**TO DO**: Print every entry, word for word, and skip the images.
* * * * *
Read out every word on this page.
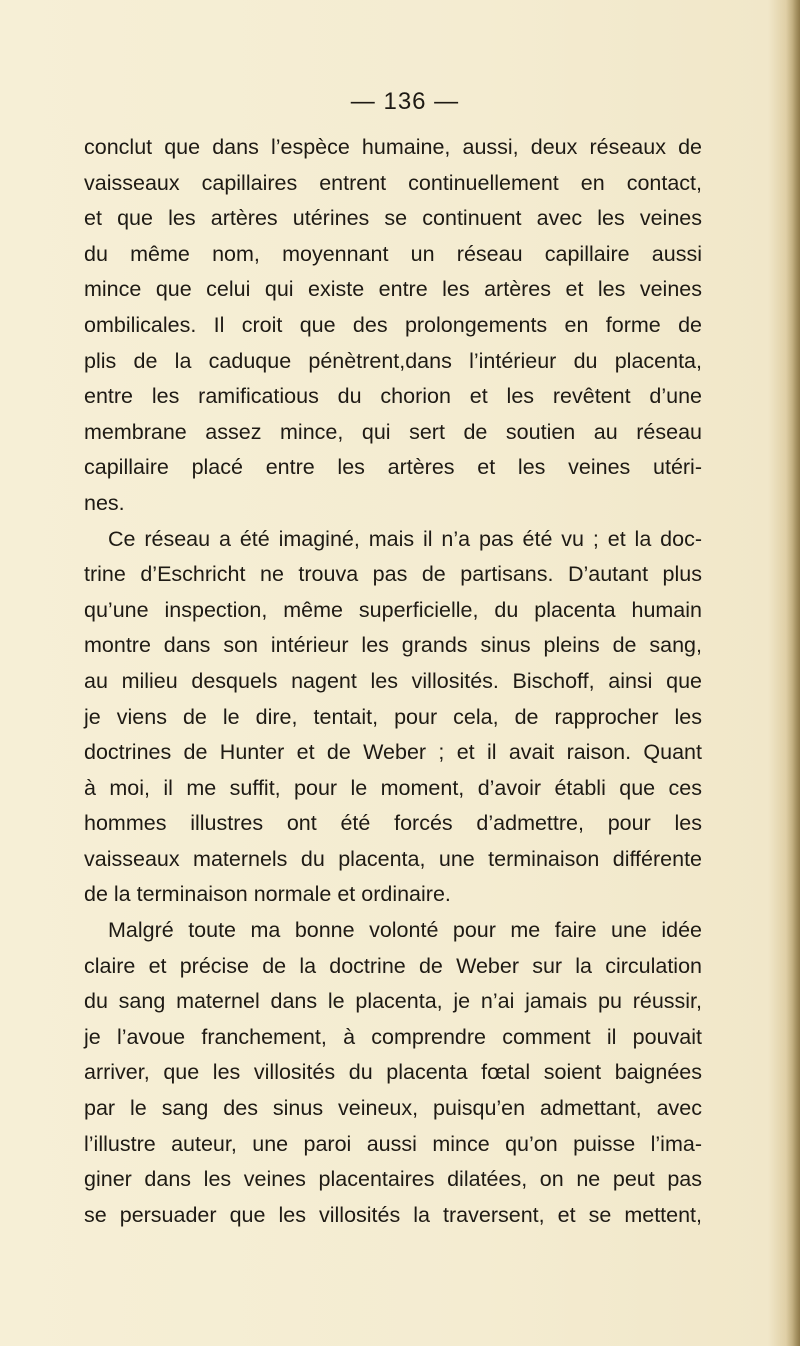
— 136 —
conclut que dans l’espèce humaine, aussi, deux réseaux de
vaisseaux capillaires entrent continuellement en contact,
et que les artères utérines se continuent avec les veines
du même nom, moyennant un réseau capillaire aussi
mince que celui qui existe entre les artères et les veines
ombilicales. Il croit que des prolongements en forme de
plis de la caduque pénètrent,dans l’intérieur du placenta,
entre les ramificatious du chorion et les revêtent d’une
membrane assez mince, qui sert de soutien au réseau
capillaire placé entre les artères et les veines utéri-
nes.
Ce réseau a été imaginé, mais il n’a pas été vu ; et la doc-
trine d’Eschricht ne trouva pas de partisans. D’autant plus
qu’une inspection, même superficielle, du placenta humain
montre dans son intérieur les grands sinus pleins de sang,
au milieu desquels nagent les villosités. Bischoff, ainsi que
je viens de le dire, tentait, pour cela, de rapprocher les
doctrines de Hunter et de Weber ; et il avait raison. Quant
à moi, il me suffit, pour le moment, d’avoir établi que ces
hommes illustres ont été forcés d’admettre, pour les
vaisseaux maternels du placenta, une terminaison différente
de la terminaison normale et ordinaire.
Malgré toute ma bonne volonté pour me faire une idée
claire et précise de la doctrine de Weber sur la circulation
du sang maternel dans le placenta, je n’ai jamais pu réussir,
je l’avoue franchement, à comprendre comment il pouvait
arriver, que les villosités du placenta fœtal soient baignées
par le sang des sinus veineux, puisqu’en admettant, avec
l’illustre auteur, une paroi aussi mince qu’on puisse l’ima-
giner dans les veines placentaires dilatées, on ne peut pas
se persuader que les villosités la traversent, et se mettent,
* * * * *
**TASK SOLUTION**:
Read out every word on this page.
— 136 —
conclut que dans l’espèce humaine, aussi, deux réseaux de
vaisseaux capillaires entrent continuellement en contact,
et que les artères utérines se continuent avec les veines
du même nom, moyennant un réseau capillaire aussi
mince que celui qui existe entre les artères et les veines
ombilicales. Il croit que des prolongements en forme de
plis de la caduque pénètrent,dans l’intérieur du placenta,
entre les ramificatious du chorion et les revêtent d’une
membrane assez mince, qui sert de soutien au réseau
capillaire placé entre les artères et les veines utéri-
nes.
Ce réseau a été imaginé, mais il n’a pas été vu ; et la doc-
trine d’Eschricht ne trouva pas de partisans. D’autant plus
qu’une inspection, même superficielle, du placenta humain
montre dans son intérieur les grands sinus pleins de sang,
au milieu desquels nagent les villosités. Bischoff, ainsi que
je viens de le dire, tentait, pour cela, de rapprocher les
doctrines de Hunter et de Weber ; et il avait raison. Quant
à moi, il me suffit, pour le moment, d’avoir établi que ces
hommes illustres ont été forcés d’admettre, pour les
vaisseaux maternels du placenta, une terminaison différente
de la terminaison normale et ordinaire.
Malgré toute ma bonne volonté pour me faire une idée
claire et précise de la doctrine de Weber sur la circulation
du sang maternel dans le placenta, je n’ai jamais pu réussir,
je l’avoue franchement, à comprendre comment il pouvait
arriver, que les villosités du placenta fœtal soient baignées
par le sang des sinus veineux, puisqu’en admettant, avec
l’illustre auteur, une paroi aussi mince qu’on puisse l’ima-
giner dans les veines placentaires dilatées, on ne peut pas
se persuader que les villosités la traversent, et se mettent,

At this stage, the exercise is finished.